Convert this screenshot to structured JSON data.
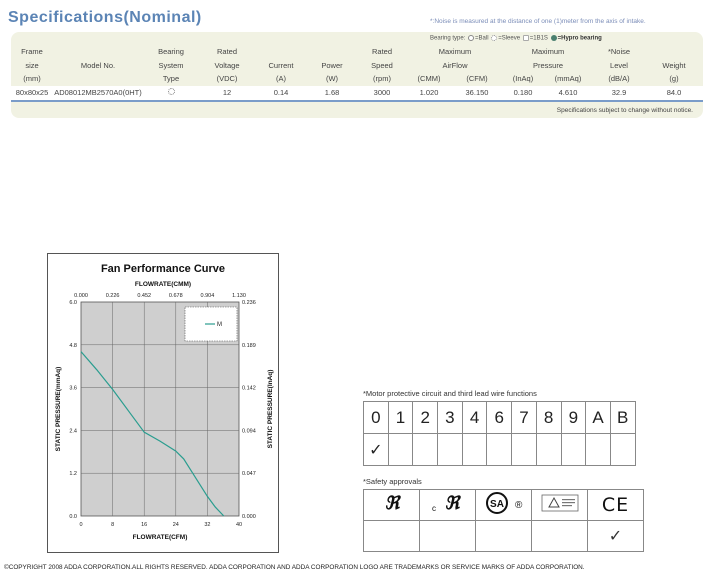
{
  "title": "Specifications(Nominal)",
  "noise_note": "*:Noise is measured at the distance of one (1)meter from the axis of intake.",
  "bearing_legend": {
    "prefix": "Bearing type:",
    "ball": "=Ball",
    "sleeve": "=Sleeve",
    "one_b_one_s": "=1B1S",
    "hypro": "=Hypro bearing"
  },
  "spec_table": {
    "header_rows": [
      [
        "Frame",
        "",
        "Bearing",
        "Rated",
        "",
        "",
        "Rated",
        "Maximum",
        "",
        "Maximum",
        "",
        "*Noise",
        ""
      ],
      [
        "size",
        "Model No.",
        "System",
        "Voltage",
        "Current",
        "Power",
        "Speed",
        "AirFlow",
        "",
        "Pressure",
        "",
        "Level",
        "Weight"
      ],
      [
        "(mm)",
        "",
        "Type",
        "(VDC)",
        "(A)",
        "(W)",
        "(rpm)",
        "(CMM)",
        "(CFM)",
        "(InAq)",
        "(mmAq)",
        "(dB/A)",
        "(g)"
      ]
    ],
    "row": [
      "80x80x25",
      "AD08012MB2570A0(0HT)",
      "",
      "12",
      "0.14",
      "1.68",
      "3000",
      "1.020",
      "36.150",
      "0.180",
      "4.610",
      "32.9",
      "84.0"
    ],
    "bearing_icon": "sleeve-bearing-icon"
  },
  "spec_footnote": "Specifications subject to change without notice.",
  "chart_data": {
    "type": "line",
    "title": "Fan Performance Curve",
    "xlabel": "FLOWRATE(CFM)",
    "x2label": "FLOWRATE(CMM)",
    "ylabel": "STATIC PRESSURE(mmAq)",
    "y2label": "STATIC PRESSURE(InAq)",
    "xlim": [
      0,
      40
    ],
    "ylim": [
      0,
      6.0
    ],
    "x_ticks": [
      "0",
      "8",
      "16",
      "24",
      "32",
      "40"
    ],
    "x2_ticks": [
      "0.000",
      "0.226",
      "0.452",
      "0.678",
      "0.904",
      "1.130"
    ],
    "y_ticks": [
      "0.0",
      "1.2",
      "2.4",
      "3.6",
      "4.8",
      "6.0"
    ],
    "y2_ticks": [
      "0.000",
      "0.047",
      "0.094",
      "0.142",
      "0.189",
      "0.236"
    ],
    "grid": true,
    "legend_position": "top-right",
    "series": [
      {
        "name": "M",
        "color": "#2a9d8f",
        "x": [
          0,
          4,
          8,
          12,
          16,
          20,
          24,
          26,
          28,
          30,
          32,
          34,
          36.15
        ],
        "y": [
          4.61,
          4.1,
          3.55,
          2.95,
          2.35,
          2.1,
          1.82,
          1.6,
          1.25,
          0.9,
          0.55,
          0.25,
          0
        ]
      }
    ]
  },
  "motor_section": {
    "title": "*Motor protective circuit and third lead wire functions",
    "codes": [
      "0",
      "1",
      "2",
      "3",
      "4",
      "6",
      "7",
      "8",
      "9",
      "A",
      "B"
    ],
    "checks": [
      "✓",
      "",
      "",
      "",
      "",
      "",
      "",
      "",
      "",
      "",
      ""
    ]
  },
  "safety_section": {
    "title": "*Safety approvals",
    "logos": [
      "ul-logo",
      "cul-logo",
      "csa-logo",
      "tuv-logo",
      "ce-logo"
    ],
    "ce_text": "CE",
    "csa_reg": "®",
    "cul_c": "c",
    "checks": [
      "",
      "",
      "",
      "",
      "✓"
    ]
  },
  "copyright": "©COPYRIGHT 2008 ADDA CORPORATION.ALL RIGHTS RESERVED. ADDA CORPORATION AND ADDA  CORPORATION LOGO ARE TRADEMARKS OR SERVICE MARKS OF ADDA CORPORATION."
}
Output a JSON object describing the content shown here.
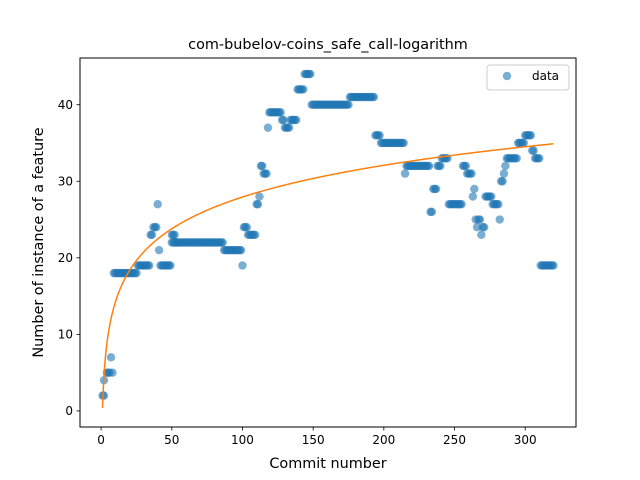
{
  "chart_data": {
    "type": "scatter",
    "title": "com-bubelov-coins_safe_call-logarithm",
    "xlabel": "Commit number",
    "ylabel": "Number of instance of a feature",
    "xlim": [
      -14.95,
      335.95
    ],
    "ylim": [
      -2.1,
      46.1
    ],
    "xticks": [
      0,
      50,
      100,
      150,
      200,
      250,
      300
    ],
    "yticks": [
      0,
      10,
      20,
      30,
      40
    ],
    "xtick_labels": [
      "0",
      "50",
      "100",
      "150",
      "200",
      "250",
      "300"
    ],
    "ytick_labels": [
      "0",
      "10",
      "20",
      "30",
      "40"
    ],
    "legend": {
      "position": "top-right",
      "entries": [
        "data"
      ]
    },
    "grid": false,
    "colors": {
      "data": "#1f77b4",
      "fit": "#ff7f0e"
    },
    "series": [
      {
        "name": "data",
        "kind": "scatter",
        "segments": [
          [
            1,
            2,
            2
          ],
          [
            2,
            2,
            4
          ],
          [
            4,
            6,
            5
          ],
          [
            7,
            7,
            7
          ],
          [
            8,
            8,
            5
          ],
          [
            9,
            25,
            18
          ],
          [
            26,
            28,
            19
          ],
          [
            29,
            34,
            19
          ],
          [
            35,
            36,
            23
          ],
          [
            37,
            39,
            24
          ],
          [
            40,
            40,
            27
          ],
          [
            41,
            41,
            21
          ],
          [
            42,
            49,
            19
          ],
          [
            50,
            52,
            23
          ],
          [
            53,
            53,
            22
          ],
          [
            50,
            54,
            22
          ],
          [
            55,
            86,
            22
          ],
          [
            87,
            99,
            21
          ],
          [
            100,
            100,
            19
          ],
          [
            101,
            103,
            24
          ],
          [
            104,
            109,
            23
          ],
          [
            110,
            111,
            27
          ],
          [
            112,
            112,
            28
          ],
          [
            113,
            114,
            32
          ],
          [
            115,
            117,
            31
          ],
          [
            118,
            118,
            37
          ],
          [
            119,
            127,
            39
          ],
          [
            128,
            129,
            38
          ],
          [
            130,
            133,
            37
          ],
          [
            134,
            138,
            38
          ],
          [
            139,
            143,
            42
          ],
          [
            144,
            148,
            44
          ],
          [
            149,
            175,
            40
          ],
          [
            176,
            193,
            41
          ],
          [
            194,
            197,
            36
          ],
          [
            198,
            214,
            35
          ],
          [
            215,
            215,
            31
          ],
          [
            216,
            232,
            32
          ],
          [
            233,
            234,
            26
          ],
          [
            235,
            237,
            29
          ],
          [
            238,
            240,
            32
          ],
          [
            241,
            245,
            33
          ],
          [
            246,
            255,
            27
          ],
          [
            256,
            258,
            32
          ],
          [
            259,
            262,
            31
          ],
          [
            263,
            263,
            28
          ],
          [
            264,
            264,
            29
          ],
          [
            265,
            265,
            25
          ],
          [
            266,
            266,
            24
          ],
          [
            267,
            268,
            25
          ],
          [
            269,
            269,
            23
          ],
          [
            270,
            271,
            24
          ],
          [
            272,
            276,
            28
          ],
          [
            277,
            281,
            27
          ],
          [
            282,
            282,
            25
          ],
          [
            283,
            284,
            30
          ],
          [
            285,
            285,
            31
          ],
          [
            286,
            286,
            32
          ],
          [
            287,
            294,
            33
          ],
          [
            295,
            299,
            35
          ],
          [
            300,
            304,
            36
          ],
          [
            305,
            306,
            34
          ],
          [
            307,
            310,
            33
          ],
          [
            311,
            320,
            19
          ]
        ]
      },
      {
        "name": "",
        "kind": "line",
        "formula": "y = a + b * ln(x)",
        "a": 0.4,
        "b": 5.98,
        "x_range": [
          1,
          320
        ]
      }
    ]
  }
}
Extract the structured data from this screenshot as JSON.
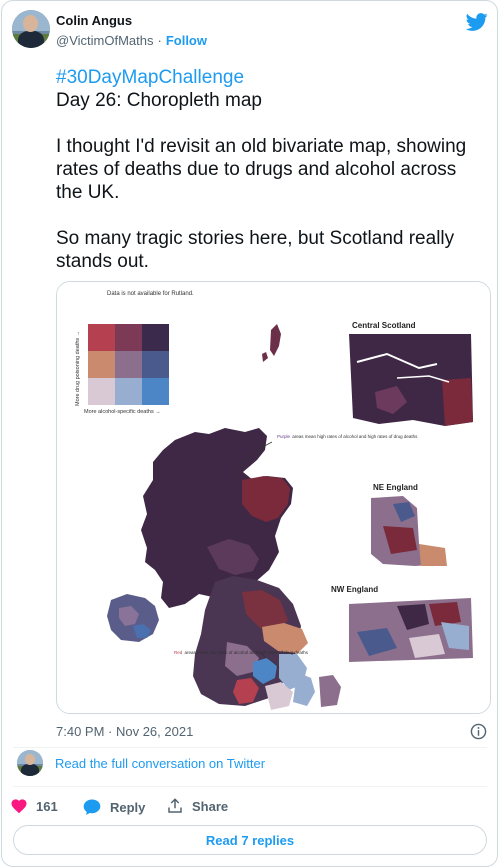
{
  "author": {
    "name": "Colin Angus",
    "handle": "@VictimOfMaths",
    "separator": "·",
    "follow_label": "Follow"
  },
  "tweet": {
    "hashtag": "#30DayMapChallenge",
    "line1": "Day 26: Choropleth map",
    "para1": "I thought I'd revisit an old bivariate map, showing rates of deaths due to drugs and alcohol across the UK.",
    "para2": "So many tragic stories here, but Scotland really stands out.",
    "timestamp": "7:40 PM · Nov 26, 2021"
  },
  "map_image": {
    "note": "Data is not available for Rutland.",
    "y_axis_label": "More drug poisoning deaths →",
    "x_axis_label": "More alcohol-specific deaths →",
    "inset_central": "Central Scotland",
    "inset_ne": "NE England",
    "inset_nw": "NW England",
    "annotation_purple_prefix": "Purple",
    "annotation_purple": "areas mean high rates of alcohol and high rates of drug deaths",
    "annotation_red_prefix": "Red",
    "annotation_red": "areas mean low rates of alcohol and high rates of drug deaths",
    "legend_colors": [
      "#b5404f",
      "#7d3a57",
      "#3c2a4d",
      "#c98a6e",
      "#8c6f8d",
      "#4a5a8c",
      "#d9c9d4",
      "#98aed0",
      "#4c86c6"
    ]
  },
  "conversation_link": "Read the full conversation on Twitter",
  "actions": {
    "likes": "161",
    "reply_label": "Reply",
    "share_label": "Share"
  },
  "read_replies": "Read 7 replies",
  "colors": {
    "accent": "#1d9bf0",
    "like": "#f91880",
    "text": "#0f1419",
    "muted": "#536471"
  }
}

__WHAT YOU HAVE TO DO__
Copy out every line in the listing where the word "More" appears.

__REPLY__
    "y_axis_label": "More drug poisoning deaths →",
    "x_axis_label": "More alcohol-specific deaths →",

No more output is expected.